┌──

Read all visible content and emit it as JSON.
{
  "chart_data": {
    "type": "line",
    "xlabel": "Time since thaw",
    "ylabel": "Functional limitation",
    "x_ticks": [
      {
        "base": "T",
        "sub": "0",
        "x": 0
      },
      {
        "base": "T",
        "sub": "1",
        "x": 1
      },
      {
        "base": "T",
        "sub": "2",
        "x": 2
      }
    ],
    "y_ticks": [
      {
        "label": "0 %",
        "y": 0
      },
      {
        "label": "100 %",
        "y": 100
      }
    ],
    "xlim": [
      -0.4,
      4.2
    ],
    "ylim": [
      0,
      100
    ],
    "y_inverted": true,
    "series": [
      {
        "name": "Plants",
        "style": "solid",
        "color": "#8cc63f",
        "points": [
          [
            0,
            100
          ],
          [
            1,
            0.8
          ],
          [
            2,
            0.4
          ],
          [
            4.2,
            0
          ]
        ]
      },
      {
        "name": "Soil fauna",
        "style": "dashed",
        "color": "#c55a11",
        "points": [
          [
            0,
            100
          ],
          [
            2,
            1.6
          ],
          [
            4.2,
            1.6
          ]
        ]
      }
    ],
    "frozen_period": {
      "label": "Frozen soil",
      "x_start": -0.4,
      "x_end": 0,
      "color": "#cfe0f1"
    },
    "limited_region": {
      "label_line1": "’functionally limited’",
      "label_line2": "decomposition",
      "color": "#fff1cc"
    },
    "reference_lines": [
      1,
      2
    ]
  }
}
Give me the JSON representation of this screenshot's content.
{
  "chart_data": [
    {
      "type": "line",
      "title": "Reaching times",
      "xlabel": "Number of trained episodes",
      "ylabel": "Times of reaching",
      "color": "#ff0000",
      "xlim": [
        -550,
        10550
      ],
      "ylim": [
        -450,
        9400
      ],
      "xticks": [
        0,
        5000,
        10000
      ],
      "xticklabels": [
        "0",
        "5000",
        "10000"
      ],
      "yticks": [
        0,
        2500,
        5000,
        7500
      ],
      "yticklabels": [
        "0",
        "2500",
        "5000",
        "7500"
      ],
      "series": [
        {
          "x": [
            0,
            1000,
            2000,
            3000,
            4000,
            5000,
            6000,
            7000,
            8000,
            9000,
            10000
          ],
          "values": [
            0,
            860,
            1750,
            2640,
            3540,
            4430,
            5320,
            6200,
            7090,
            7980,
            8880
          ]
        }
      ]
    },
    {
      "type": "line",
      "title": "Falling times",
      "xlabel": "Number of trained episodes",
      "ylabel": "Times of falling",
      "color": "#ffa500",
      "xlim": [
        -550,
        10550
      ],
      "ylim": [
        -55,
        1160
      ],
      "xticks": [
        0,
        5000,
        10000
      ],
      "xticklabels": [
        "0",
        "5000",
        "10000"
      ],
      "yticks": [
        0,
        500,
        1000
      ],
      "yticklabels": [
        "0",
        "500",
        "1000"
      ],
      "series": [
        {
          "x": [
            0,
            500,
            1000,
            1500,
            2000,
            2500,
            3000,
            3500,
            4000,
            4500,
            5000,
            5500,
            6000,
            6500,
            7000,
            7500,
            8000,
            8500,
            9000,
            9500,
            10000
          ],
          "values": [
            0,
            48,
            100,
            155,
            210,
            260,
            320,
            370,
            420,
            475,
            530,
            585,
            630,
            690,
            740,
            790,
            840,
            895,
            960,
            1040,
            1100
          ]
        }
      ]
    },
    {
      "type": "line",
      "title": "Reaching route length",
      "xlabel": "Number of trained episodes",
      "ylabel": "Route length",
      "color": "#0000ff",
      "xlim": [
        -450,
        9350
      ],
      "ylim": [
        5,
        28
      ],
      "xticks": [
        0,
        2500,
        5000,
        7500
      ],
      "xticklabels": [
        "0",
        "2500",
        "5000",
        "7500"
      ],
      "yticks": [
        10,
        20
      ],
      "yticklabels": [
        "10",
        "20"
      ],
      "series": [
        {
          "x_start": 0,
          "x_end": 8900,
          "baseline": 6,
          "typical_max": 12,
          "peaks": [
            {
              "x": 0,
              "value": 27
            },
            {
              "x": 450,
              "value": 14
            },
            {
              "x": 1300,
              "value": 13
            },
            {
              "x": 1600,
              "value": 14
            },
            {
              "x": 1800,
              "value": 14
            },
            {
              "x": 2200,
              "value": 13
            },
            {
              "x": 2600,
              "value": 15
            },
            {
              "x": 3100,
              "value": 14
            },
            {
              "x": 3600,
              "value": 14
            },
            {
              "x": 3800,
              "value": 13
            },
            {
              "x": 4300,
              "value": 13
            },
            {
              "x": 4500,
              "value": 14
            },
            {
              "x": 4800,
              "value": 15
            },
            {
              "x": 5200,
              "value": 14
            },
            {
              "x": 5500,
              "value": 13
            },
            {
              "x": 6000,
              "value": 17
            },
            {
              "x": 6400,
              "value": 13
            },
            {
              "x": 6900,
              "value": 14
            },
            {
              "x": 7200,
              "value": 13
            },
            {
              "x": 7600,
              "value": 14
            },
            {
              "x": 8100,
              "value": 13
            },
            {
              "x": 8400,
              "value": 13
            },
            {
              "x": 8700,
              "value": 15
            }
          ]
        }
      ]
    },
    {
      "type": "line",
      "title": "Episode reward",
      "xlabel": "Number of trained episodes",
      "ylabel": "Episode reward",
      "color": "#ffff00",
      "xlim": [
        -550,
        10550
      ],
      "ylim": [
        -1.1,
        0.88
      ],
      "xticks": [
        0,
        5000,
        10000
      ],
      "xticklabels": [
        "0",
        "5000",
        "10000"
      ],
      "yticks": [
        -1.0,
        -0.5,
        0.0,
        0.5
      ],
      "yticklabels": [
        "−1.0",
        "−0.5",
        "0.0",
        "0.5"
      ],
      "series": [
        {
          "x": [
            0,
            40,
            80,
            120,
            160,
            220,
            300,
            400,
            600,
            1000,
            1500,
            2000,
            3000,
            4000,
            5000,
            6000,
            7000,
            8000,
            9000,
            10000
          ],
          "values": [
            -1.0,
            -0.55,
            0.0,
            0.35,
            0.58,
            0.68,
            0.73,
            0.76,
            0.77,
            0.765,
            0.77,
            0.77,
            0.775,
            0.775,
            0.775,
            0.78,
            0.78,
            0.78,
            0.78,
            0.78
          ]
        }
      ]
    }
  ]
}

└──

** Your objective **
Please give back all of the records exactly as written.

** In response **
Read all visible content and emit it as JSON.
{
  "chart_data": {
    "type": "line",
    "xlabel": "Time since thaw",
    "ylabel": "Functional limitation",
    "x_ticks": [
      {
        "base": "T",
        "sub": "0",
        "x": 0
      },
      {
        "base": "T",
        "sub": "1",
        "x": 1
      },
      {
        "base": "T",
        "sub": "2",
        "x": 2
      }
    ],
    "y_ticks": [
      {
        "label": "0 %",
        "y": 0
      },
      {
        "label": "100 %",
        "y": 100
      }
    ],
    "xlim": [
      -0.4,
      4.2
    ],
    "ylim": [
      0,
      100
    ],
    "y_inverted": true,
    "series": [
      {
        "name": "Plants",
        "style": "solid",
        "color": "#8cc63f",
        "points": [
          [
            0,
            100
          ],
          [
            1,
            0.8
          ],
          [
            2,
            0.4
          ],
          [
            4.2,
            0
          ]
        ]
      },
      {
        "name": "Soil fauna",
        "style": "dashed",
        "color": "#c55a11",
        "points": [
          [
            0,
            100
          ],
          [
            2,
            1.6
          ],
          [
            4.2,
            1.6
          ]
        ]
      }
    ],
    "frozen_period": {
      "label": "Frozen soil",
      "x_start": -0.4,
      "x_end": 0,
      "color": "#cfe0f1"
    },
    "limited_region": {
      "label_line1": "’functionally limited’",
      "label_line2": "decomposition",
      "color": "#fff1cc"
    },
    "reference_lines": [
      1,
      2
    ]
  }
}
Give me the JSON representation of this screenshot's content.
{
  "chart_data": [
    {
      "type": "line",
      "title": "Reaching times",
      "xlabel": "Number of trained episodes",
      "ylabel": "Times of reaching",
      "color": "#ff0000",
      "xlim": [
        -550,
        10550
      ],
      "ylim": [
        -450,
        9400
      ],
      "xticks": [
        0,
        5000,
        10000
      ],
      "xticklabels": [
        "0",
        "5000",
        "10000"
      ],
      "yticks": [
        0,
        2500,
        5000,
        7500
      ],
      "yticklabels": [
        "0",
        "2500",
        "5000",
        "7500"
      ],
      "series": [
        {
          "x": [
            0,
            1000,
            2000,
            3000,
            4000,
            5000,
            6000,
            7000,
            8000,
            9000,
            10000
          ],
          "values": [
            0,
            860,
            1750,
            2640,
            3540,
            4430,
            5320,
            6200,
            7090,
            7980,
            8880
          ]
        }
      ]
    },
    {
      "type": "line",
      "title": "Falling times",
      "xlabel": "Number of trained episodes",
      "ylabel": "Times of falling",
      "color": "#ffa500",
      "xlim": [
        -550,
        10550
      ],
      "ylim": [
        -55,
        1160
      ],
      "xticks": [
        0,
        5000,
        10000
      ],
      "xticklabels": [
        "0",
        "5000",
        "10000"
      ],
      "yticks": [
        0,
        500,
        1000
      ],
      "yticklabels": [
        "0",
        "500",
        "1000"
      ],
      "series": [
        {
          "x": [
            0,
            500,
            1000,
            1500,
            2000,
            2500,
            3000,
            3500,
            4000,
            4500,
            5000,
            5500,
            6000,
            6500,
            7000,
            7500,
            8000,
            8500,
            9000,
            9500,
            10000
          ],
          "values": [
            0,
            48,
            100,
            155,
            210,
            260,
            320,
            370,
            420,
            475,
            530,
            585,
            630,
            690,
            740,
            790,
            840,
            895,
            960,
            1040,
            1100
          ]
        }
      ]
    },
    {
      "type": "line",
      "title": "Reaching route length",
      "xlabel": "Number of trained episodes",
      "ylabel": "Route length",
      "color": "#0000ff",
      "xlim": [
        -450,
        9350
      ],
      "ylim": [
        5,
        28
      ],
      "xticks": [
        0,
        2500,
        5000,
        7500
      ],
      "xticklabels": [
        "0",
        "2500",
        "5000",
        "7500"
      ],
      "yticks": [
        10,
        20
      ],
      "yticklabels": [
        "10",
        "20"
      ],
      "series": [
        {
          "x_start": 0,
          "x_end": 8900,
          "baseline": 6,
          "typical_max": 12,
          "peaks": [
            {
              "x": 0,
              "value": 27
            },
            {
              "x": 450,
              "value": 14
            },
            {
              "x": 1300,
              "value": 13
            },
            {
              "x": 1600,
              "value": 14
            },
            {
              "x": 1800,
              "value": 14
            },
            {
              "x": 2200,
              "value": 13
            },
            {
              "x": 2600,
              "value": 15
            },
            {
              "x": 3100,
              "value": 14
            },
            {
              "x": 3600,
              "value": 14
            },
            {
              "x": 3800,
              "value": 13
            },
            {
              "x": 4300,
              "value": 13
            },
            {
              "x": 4500,
              "value": 14
            },
            {
              "x": 4800,
              "value": 15
            },
            {
              "x": 5200,
              "value": 14
            },
            {
              "x": 5500,
              "value": 13
            },
            {
              "x": 6000,
              "value": 17
            },
            {
              "x": 6400,
              "value": 13
            },
            {
              "x": 6900,
              "value": 14
            },
            {
              "x": 7200,
              "value": 13
            },
            {
              "x": 7600,
              "value": 14
            },
            {
              "x": 8100,
              "value": 13
            },
            {
              "x": 8400,
              "value": 13
            },
            {
              "x": 8700,
              "value": 15
            }
          ]
        }
      ]
    },
    {
      "type": "line",
      "title": "Episode reward",
      "xlabel": "Number of trained episodes",
      "ylabel": "Episode reward",
      "color": "#ffff00",
      "xlim": [
        -550,
        10550
      ],
      "ylim": [
        -1.1,
        0.88
      ],
      "xticks": [
        0,
        5000,
        10000
      ],
      "xticklabels": [
        "0",
        "5000",
        "10000"
      ],
      "yticks": [
        -1.0,
        -0.5,
        0.0,
        0.5
      ],
      "yticklabels": [
        "−1.0",
        "−0.5",
        "0.0",
        "0.5"
      ],
      "series": [
        {
          "x": [
            0,
            40,
            80,
            120,
            160,
            220,
            300,
            400,
            600,
            1000,
            1500,
            2000,
            3000,
            4000,
            5000,
            6000,
            7000,
            8000,
            9000,
            10000
          ],
          "values": [
            -1.0,
            -0.55,
            0.0,
            0.35,
            0.58,
            0.68,
            0.73,
            0.76,
            0.77,
            0.765,
            0.77,
            0.77,
            0.775,
            0.775,
            0.775,
            0.78,
            0.78,
            0.78,
            0.78,
            0.78
          ]
        }
      ]
    }
  ]
}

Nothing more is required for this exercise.